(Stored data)

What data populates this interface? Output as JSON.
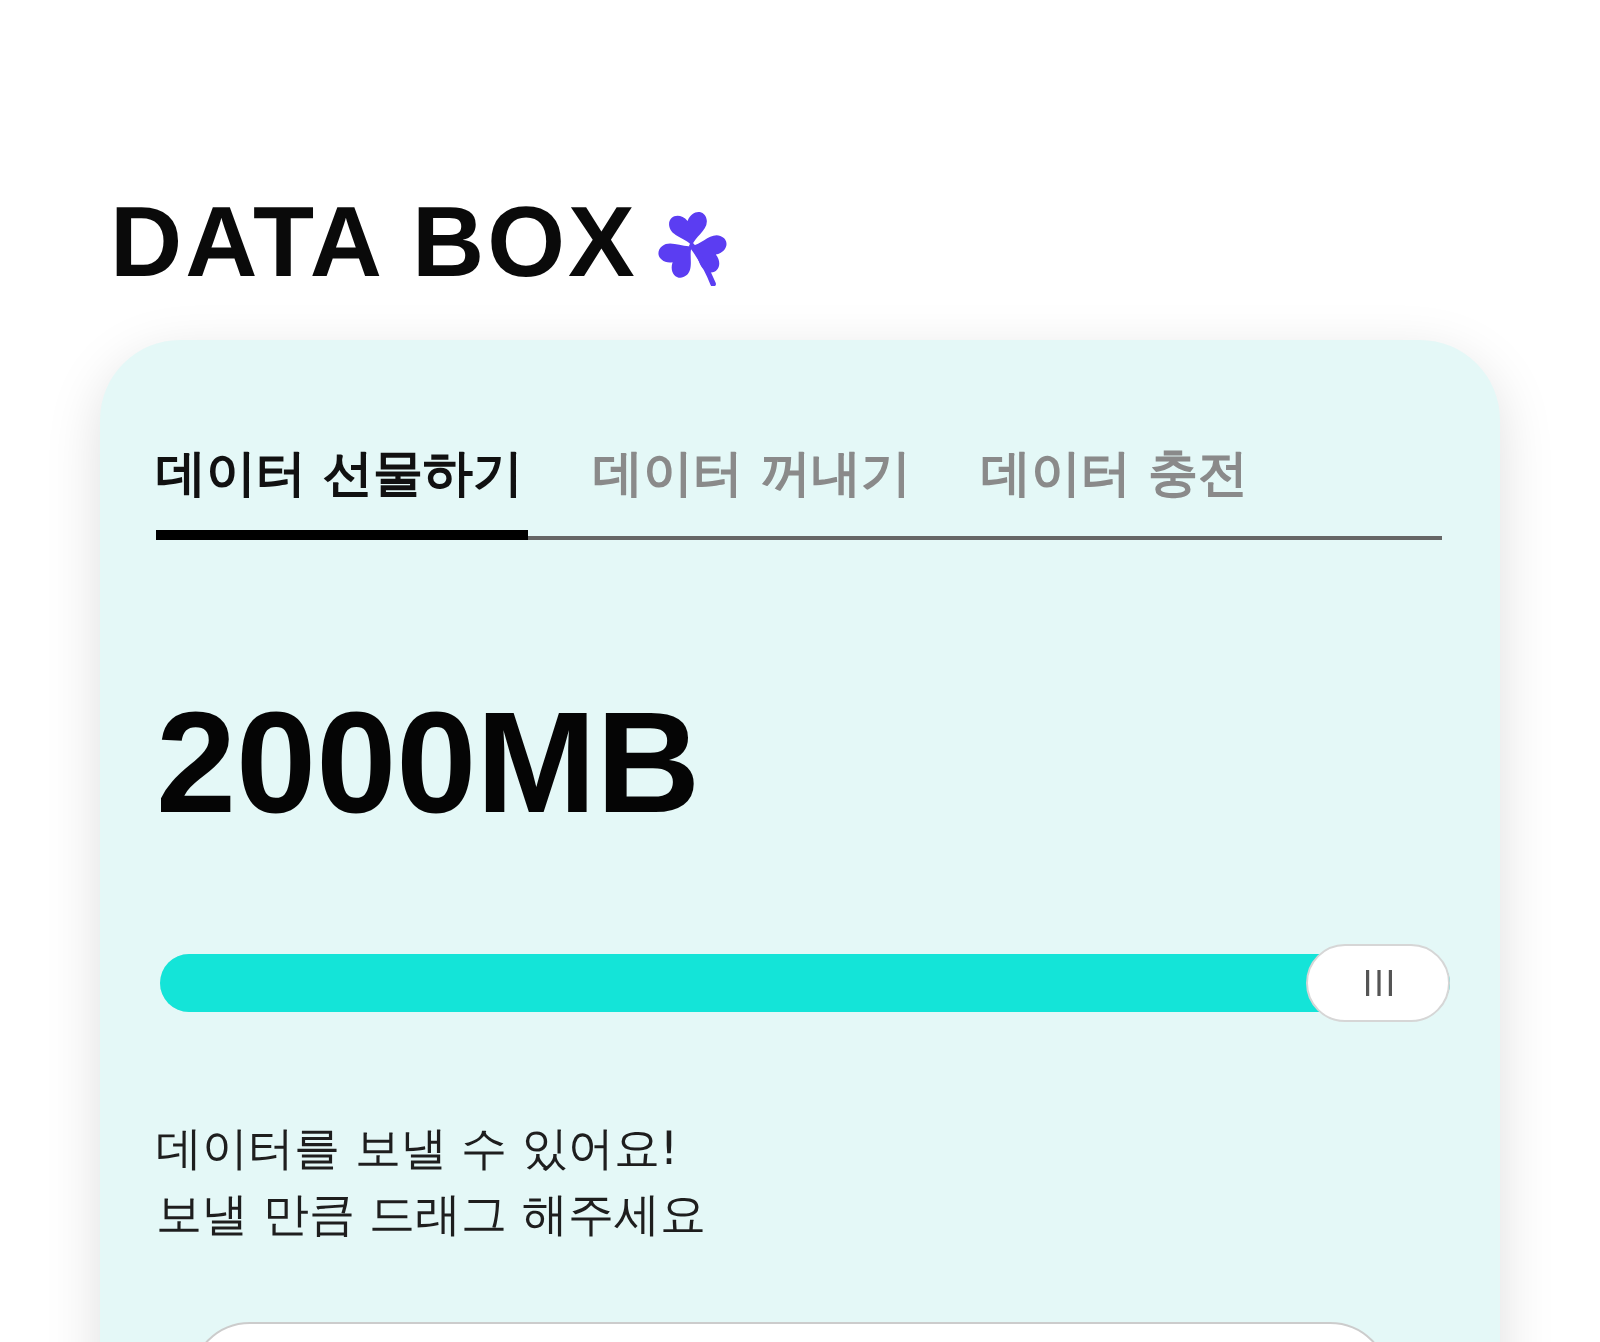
{
  "logo": {
    "text": "DATA BOX"
  },
  "tabs": [
    {
      "label": "데이터 선물하기",
      "selected": true
    },
    {
      "label": "데이터 꺼내기",
      "selected": false
    },
    {
      "label": "데이터 충전",
      "selected": false
    }
  ],
  "amount": "2000MB",
  "slider": {
    "level": 1
  },
  "message": [
    "데이터를 보낼 수 있어요!",
    "보낼 만큼 드래그 해주세요"
  ]
}
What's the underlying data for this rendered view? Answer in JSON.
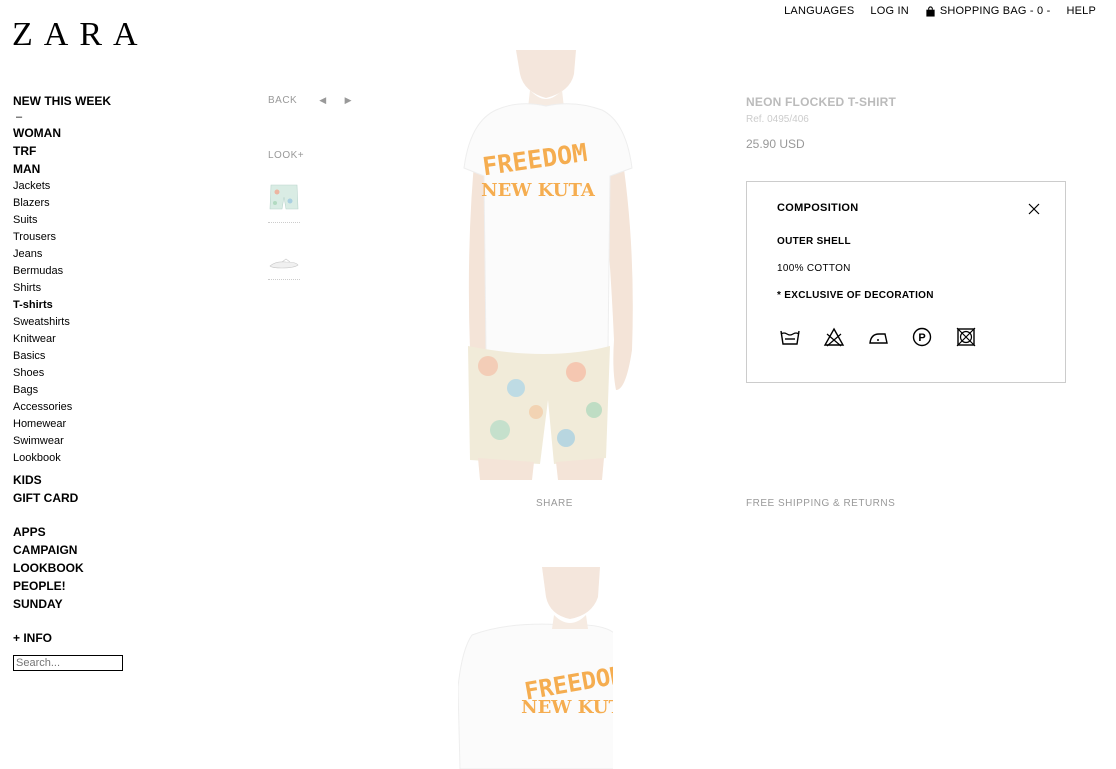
{
  "brand": "ZARA",
  "top_nav": {
    "languages": "LANGUAGES",
    "login": "LOG IN",
    "bag": "SHOPPING BAG - 0 -",
    "help": "HELP"
  },
  "sidebar": {
    "new_this_week": "NEW THIS WEEK",
    "dash": "–",
    "woman": "WOMAN",
    "trf": "TRF",
    "man": "MAN",
    "man_items": [
      "Jackets",
      "Blazers",
      "Suits",
      "Trousers",
      "Jeans",
      "Bermudas",
      "Shirts",
      "T-shirts",
      "Sweatshirts",
      "Knitwear",
      "Basics",
      "Shoes",
      "Bags",
      "Accessories",
      "Homewear",
      "Swimwear",
      "Lookbook"
    ],
    "kids": "KIDS",
    "gift_card": "GIFT CARD",
    "apps": "APPS",
    "campaign": "CAMPAIGN",
    "lookbook": "LOOKBOOK",
    "people": "PEOPLE!",
    "sunday": "SUNDAY",
    "info": "+ INFO",
    "search_placeholder": "Search..."
  },
  "controls": {
    "back": "BACK",
    "prev_arrow": "◀",
    "next_arrow": "▶",
    "look_plus": "LOOK+"
  },
  "product": {
    "name": "NEON FLOCKED T-SHIRT",
    "ref": "Ref. 0495/406",
    "price": "25.90 USD",
    "shirt_text_1": "FREEDOM",
    "shirt_text_2": "NEW KUTA"
  },
  "composition": {
    "title": "COMPOSITION",
    "outer_shell": "OUTER SHELL",
    "cotton": "100% COTTON",
    "exclusive": "* EXCLUSIVE OF DECORATION",
    "care_icons": [
      "wash-30-icon",
      "no-bleach-icon",
      "iron-low-icon",
      "dry-clean-p-icon",
      "no-tumble-dry-icon"
    ]
  },
  "share": "SHARE",
  "shipping": "FREE SHIPPING & RETURNS",
  "colors": {
    "accent_text": "#f5a033",
    "muted": "#999999"
  }
}
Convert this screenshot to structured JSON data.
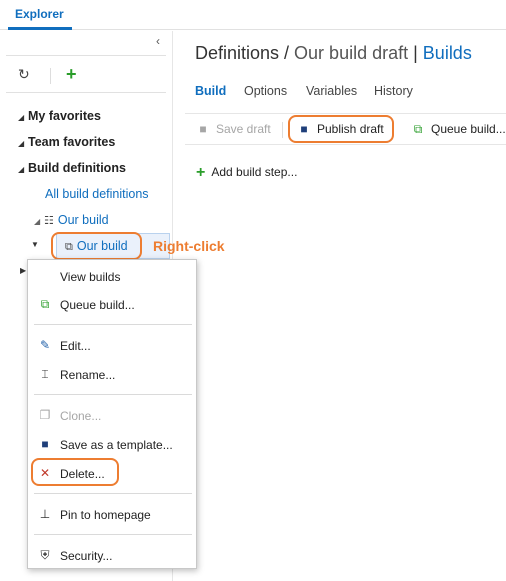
{
  "topbar": {
    "explorer_tab": "Explorer"
  },
  "icons": {
    "collapse": "chevron-left-icon",
    "refresh": "refresh-icon",
    "add": "plus-icon"
  },
  "tree": {
    "my_favorites": "My favorites",
    "team_favorites": "Team favorites",
    "build_definitions": "Build definitions",
    "all_build_definitions": "All build definitions",
    "our_build_1": "Our build",
    "our_build_2": "Our build"
  },
  "annotation": {
    "right_click": "Right-click"
  },
  "context_menu": {
    "view_builds": "View builds",
    "queue_build": "Queue build...",
    "edit": "Edit...",
    "rename": "Rename...",
    "clone": "Clone...",
    "save_as_template": "Save as a template...",
    "delete": "Delete...",
    "pin_to_homepage": "Pin to homepage",
    "security": "Security..."
  },
  "heading": {
    "part1": "Definitions / ",
    "part2": "Our build draft",
    "separator": " | ",
    "part3": "Builds"
  },
  "subtabs": {
    "build": "Build",
    "options": "Options",
    "variables": "Variables",
    "history": "History"
  },
  "commands": {
    "save_draft": "Save draft",
    "publish_draft": "Publish draft",
    "queue_build": "Queue build..."
  },
  "add_build_step": "Add build step...",
  "colors": {
    "accent": "#106ebe",
    "callout": "#ed7d31",
    "add_green": "#2a9d2a",
    "delete_red": "#c0392b"
  }
}
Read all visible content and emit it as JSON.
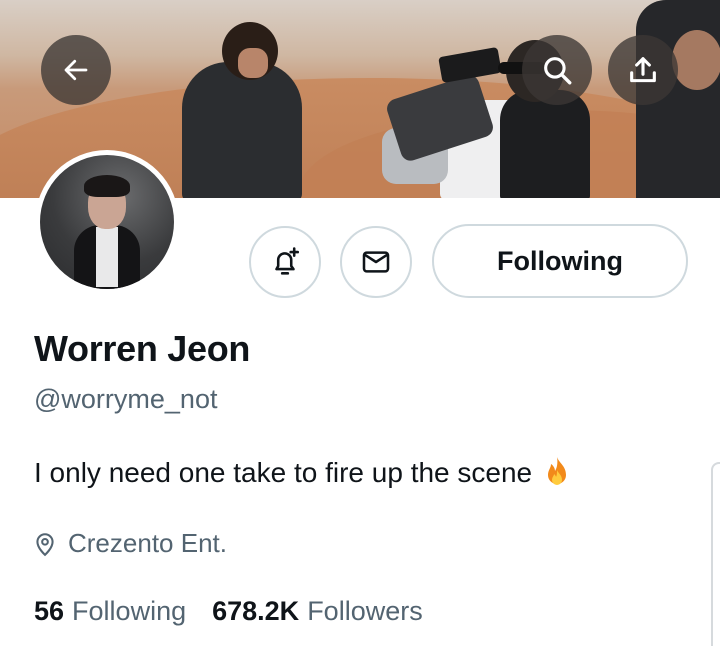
{
  "header": {
    "back_icon": "arrow-left-icon",
    "search_icon": "search-icon",
    "share_icon": "share-upload-icon"
  },
  "profile": {
    "name": "Worren Jeon",
    "handle": "@worryme_not",
    "bio": "I only need one take to fire up the scene",
    "bio_emoji": "fire-emoji",
    "location": "Crezento Ent.",
    "location_icon": "location-pin-icon"
  },
  "actions": {
    "notify_icon": "bell-plus-icon",
    "message_icon": "envelope-icon",
    "follow_label": "Following"
  },
  "stats": {
    "following_count": "56",
    "following_label": "Following",
    "followers_count": "678.2K",
    "followers_label": "Followers"
  },
  "colors": {
    "text_primary": "#0f1419",
    "text_secondary": "#536471",
    "border": "#cfd9de",
    "overlay_button": "#3c3734"
  }
}
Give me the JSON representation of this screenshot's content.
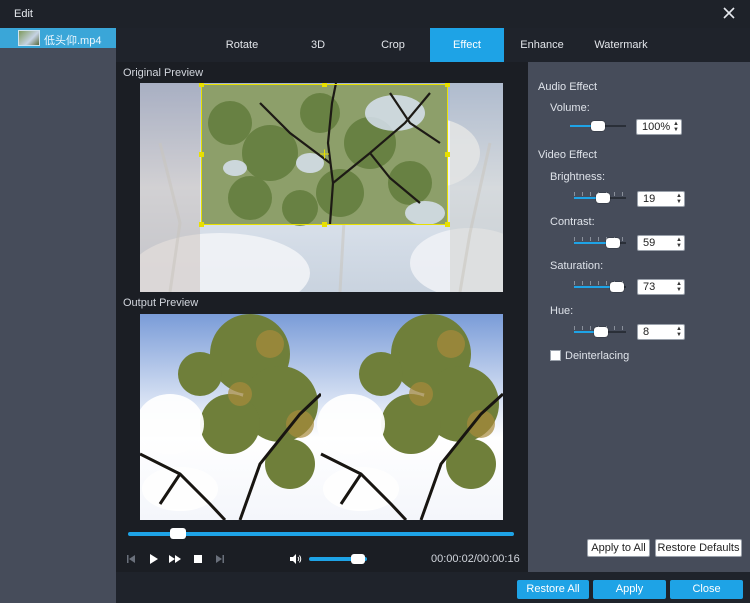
{
  "window": {
    "title": "Edit"
  },
  "sidebar": {
    "file_name": "低头仰.mp4"
  },
  "tabs": [
    {
      "label": "Rotate",
      "active": false
    },
    {
      "label": "3D",
      "active": false
    },
    {
      "label": "Crop",
      "active": false
    },
    {
      "label": "Effect",
      "active": true
    },
    {
      "label": "Enhance",
      "active": false
    },
    {
      "label": "Watermark",
      "active": false
    }
  ],
  "preview": {
    "original_label": "Original Preview",
    "output_label": "Output Preview",
    "seek_progress": 0.13,
    "volume_level": 0.85,
    "timecode": "00:00:02/00:00:16"
  },
  "audio_effect": {
    "heading": "Audio Effect",
    "volume_label": "Volume:",
    "volume_value": "100%",
    "volume_fraction": 0.5
  },
  "video_effect": {
    "heading": "Video Effect",
    "brightness_label": "Brightness:",
    "brightness_value": "19",
    "brightness_fraction": 0.55,
    "contrast_label": "Contrast:",
    "contrast_value": "59",
    "contrast_fraction": 0.75,
    "saturation_label": "Saturation:",
    "saturation_value": "73",
    "saturation_fraction": 0.82,
    "hue_label": "Hue:",
    "hue_value": "8",
    "hue_fraction": 0.52,
    "deinterlacing_label": "Deinterlacing",
    "deinterlacing_checked": false
  },
  "buttons": {
    "apply_to_all": "Apply to All",
    "restore_defaults": "Restore Defaults",
    "restore_all": "Restore All",
    "apply": "Apply",
    "close": "Close"
  },
  "colors": {
    "accent": "#1ea3e6",
    "crop_box": "#e8e000"
  },
  "icons": {
    "close": "close-icon",
    "prev": "skip-back-icon",
    "play": "play-icon",
    "ffwd": "fast-forward-icon",
    "stop": "stop-icon",
    "next": "skip-forward-icon",
    "volume": "speaker-icon"
  }
}
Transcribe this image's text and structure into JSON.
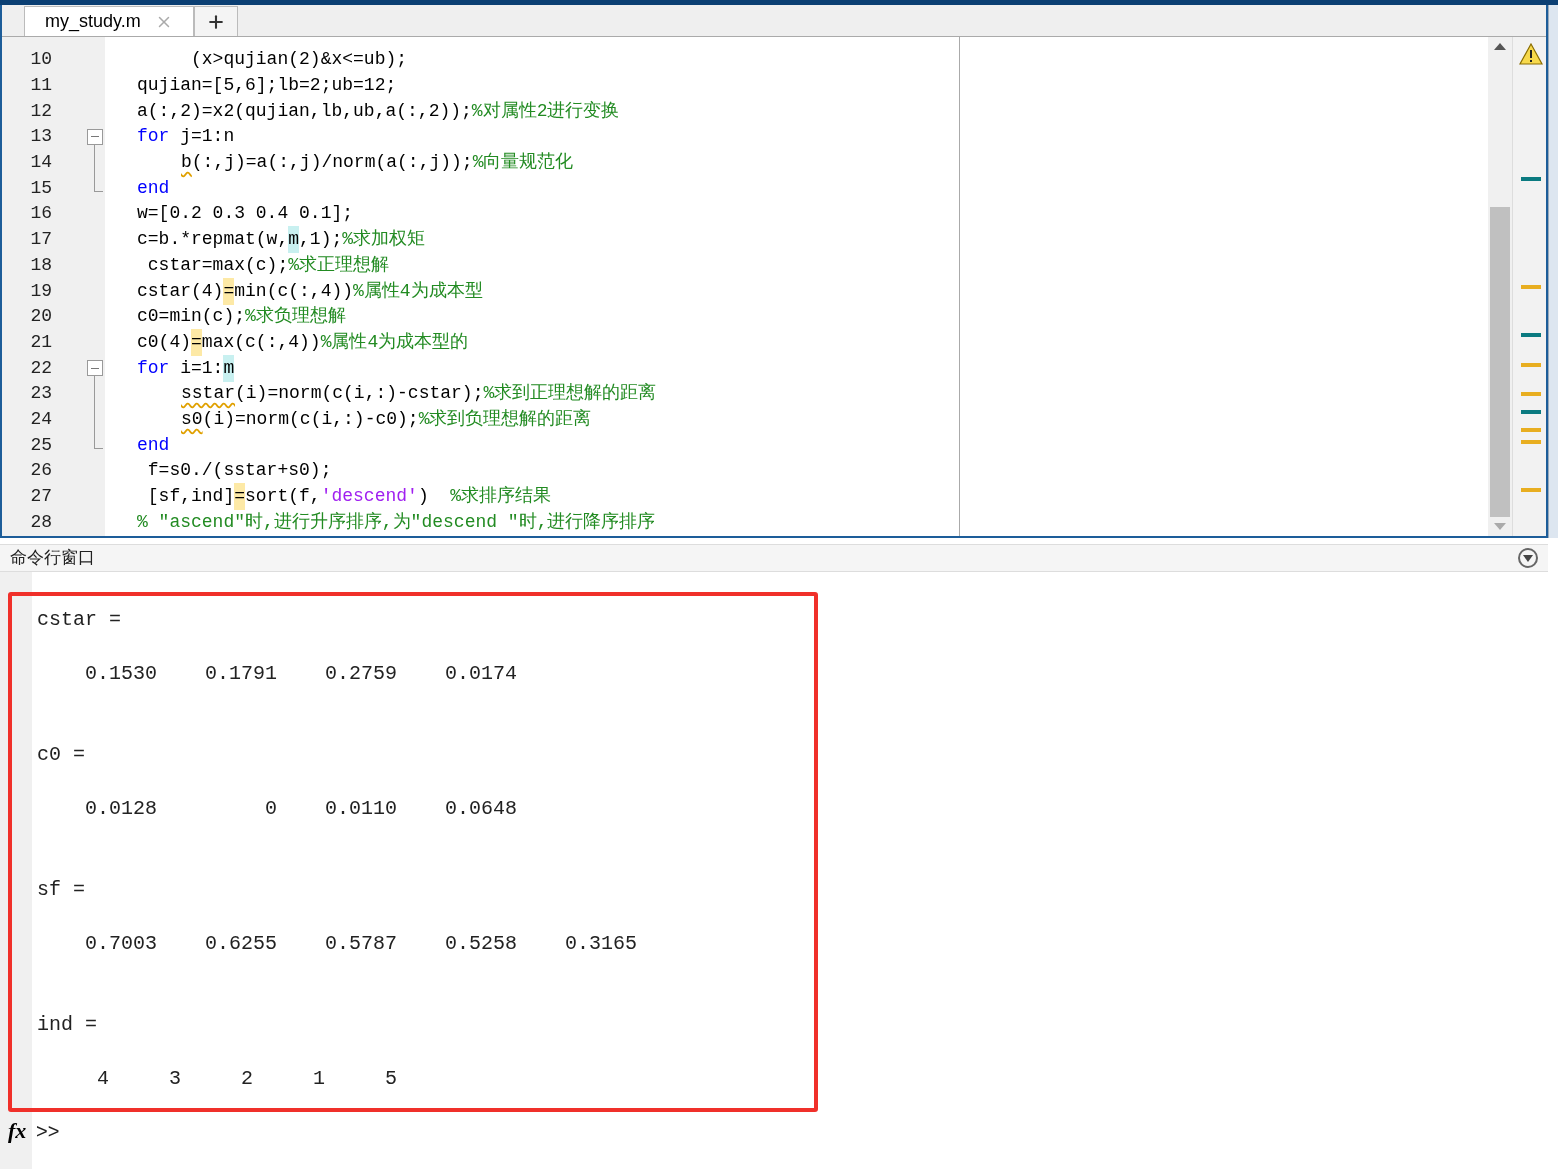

Exercise | Except for the pictures, reproduce every line exactly.

Finished answer |
What data populates this interface? Output as JSON.
{
  "logo": {
    "text": "DATA BOX"
  },
  "tabs": [
    {
      "label": "데이터 선물하기",
      "selected": true
    },
    {
      "label": "데이터 꺼내기",
      "selected": false
    },
    {
      "label": "데이터 충전",
      "selected": false
    }
  ],
  "amount": "2000MB",
  "slider": {
    "level": 1
  },
  "message": [
    "데이터를 보낼 수 있어요!",
    "보낼 만큼 드래그 해주세요"
  ]
}
What's the underlying data for this rendered view? Answer in JSON.
{
  "brand": "ZARA",
  "top_nav": {
    "languages": "LANGUAGES",
    "login": "LOG IN",
    "bag": "SHOPPING BAG - 0 -",
    "help": "HELP"
  },
  "sidebar": {
    "new_this_week": "NEW THIS WEEK",
    "dash": "–",
    "woman": "WOMAN",
    "trf": "TRF",
    "man": "MAN",
    "man_items": [
      "Jackets",
      "Blazers",
      "Suits",
      "Trousers",
      "Jeans",
      "Bermudas",
      "Shirts",
      "T-shirts",
      "Sweatshirts",
      "Knitwear",
      "Basics",
      "Shoes",
      "Bags",
      "Accessories",
      "Homewear",
      "Swimwear",
      "Lookbook"
    ],
    "kids": "KIDS",
    "gift_card": "GIFT CARD",
    "apps": "APPS",
    "campaign": "CAMPAIGN",
    "lookbook": "LOOKBOOK",
    "people": "PEOPLE!",
    "sunday": "SUNDAY",
    "info": "+ INFO",
    "search_placeholder": "Search..."
  },
  "controls": {
    "back": "BACK",
    "prev_arrow": "◀",
    "next_arrow": "▶",
    "look_plus": "LOOK+"
  },
  "product": {
    "name": "NEON FLOCKED T-SHIRT",
    "ref": "Ref. 0495/406",
    "price": "25.90 USD",
    "shirt_text_1": "FREEDOM",
    "shirt_text_2": "NEW KUTA"
  },
  "composition": {
    "title": "COMPOSITION",
    "outer_shell": "OUTER SHELL",
    "cotton": "100% COTTON",
    "exclusive": "* EXCLUSIVE OF DECORATION",
    "care_icons": [
      "wash-30-icon",
      "no-bleach-icon",
      "iron-low-icon",
      "dry-clean-p-icon",
      "no-tumble-dry-icon"
    ]
  },
  "share": "SHARE",
  "shipping": "FREE SHIPPING & RETURNS",
  "colors": {
    "accent_text": "#f5a033",
    "muted": "#999999"
  }
}
Convert this screenshot to structured JSON data.
{
  "topbar": {
    "explorer_tab": "Explorer"
  },
  "icons": {
    "collapse": "chevron-left-icon",
    "refresh": "refresh-icon",
    "add": "plus-icon"
  },
  "tree": {
    "my_favorites": "My favorites",
    "team_favorites": "Team favorites",
    "build_definitions": "Build definitions",
    "all_build_definitions": "All build definitions",
    "our_build_1": "Our build",
    "our_build_2": "Our build"
  },
  "annotation": {
    "right_click": "Right-click"
  },
  "context_menu": {
    "view_builds": "View builds",
    "queue_build": "Queue build...",
    "edit": "Edit...",
    "rename": "Rename...",
    "clone": "Clone...",
    "save_as_template": "Save as a template...",
    "delete": "Delete...",
    "pin_to_homepage": "Pin to homepage",
    "security": "Security..."
  },
  "heading": {
    "part1": "Definitions / ",
    "part2": "Our build draft",
    "separator": " | ",
    "part3": "Builds"
  },
  "subtabs": {
    "build": "Build",
    "options": "Options",
    "variables": "Variables",
    "history": "History"
  },
  "commands": {
    "save_draft": "Save draft",
    "publish_draft": "Publish draft",
    "queue_build": "Queue build..."
  },
  "add_build_step": "Add build step...",
  "colors": {
    "accent": "#106ebe",
    "callout": "#ed7d31",
    "add_green": "#2a9d2a",
    "delete_red": "#c0392b"
  }
}
Read all visible content and emit it as JSON.
{
  "header": {
    "back_icon": "arrow-left-icon",
    "search_icon": "search-icon",
    "share_icon": "share-upload-icon"
  },
  "profile": {
    "name": "Worren Jeon",
    "handle": "@worryme_not",
    "bio": "I only need one take to fire up the scene",
    "bio_emoji": "fire-emoji",
    "location": "Crezento Ent.",
    "location_icon": "location-pin-icon"
  },
  "actions": {
    "notify_icon": "bell-plus-icon",
    "message_icon": "envelope-icon",
    "follow_label": "Following"
  },
  "stats": {
    "following_count": "56",
    "following_label": "Following",
    "followers_count": "678.2K",
    "followers_label": "Followers"
  },
  "colors": {
    "text_primary": "#0f1419",
    "text_secondary": "#536471",
    "border": "#cfd9de",
    "overlay_button": "#3c3734"
  }
}
Give me the JSON representation of this screenshot's content.
{
  "window": {
    "title": "Edit"
  },
  "sidebar": {
    "file_name": "低头仰.mp4"
  },
  "tabs": [
    {
      "label": "Rotate",
      "active": false
    },
    {
      "label": "3D",
      "active": false
    },
    {
      "label": "Crop",
      "active": false
    },
    {
      "label": "Effect",
      "active": true
    },
    {
      "label": "Enhance",
      "active": false
    },
    {
      "label": "Watermark",
      "active": false
    }
  ],
  "preview": {
    "original_label": "Original Preview",
    "output_label": "Output Preview",
    "seek_progress": 0.13,
    "volume_level": 0.85,
    "timecode": "00:00:02/00:00:16"
  },
  "audio_effect": {
    "heading": "Audio Effect",
    "volume_label": "Volume:",
    "volume_value": "100%",
    "volume_fraction": 0.5
  },
  "video_effect": {
    "heading": "Video Effect",
    "brightness_label": "Brightness:",
    "brightness_value": "19",
    "brightness_fraction": 0.55,
    "contrast_label": "Contrast:",
    "contrast_value": "59",
    "contrast_fraction": 0.75,
    "saturation_label": "Saturation:",
    "saturation_value": "73",
    "saturation_fraction": 0.82,
    "hue_label": "Hue:",
    "hue_value": "8",
    "hue_fraction": 0.52,
    "deinterlacing_label": "Deinterlacing",
    "deinterlacing_checked": false
  },
  "buttons": {
    "apply_to_all": "Apply to All",
    "restore_defaults": "Restore Defaults",
    "restore_all": "Restore All",
    "apply": "Apply",
    "close": "Close"
  },
  "colors": {
    "accent": "#1ea3e6",
    "crop_box": "#e8e000"
  },
  "icons": {
    "close": "close-icon",
    "prev": "skip-back-icon",
    "play": "play-icon",
    "ffwd": "fast-forward-icon",
    "stop": "stop-icon",
    "next": "skip-forward-icon",
    "volume": "speaker-icon"
  }
}
Transcribe this image's text and structure into JSON.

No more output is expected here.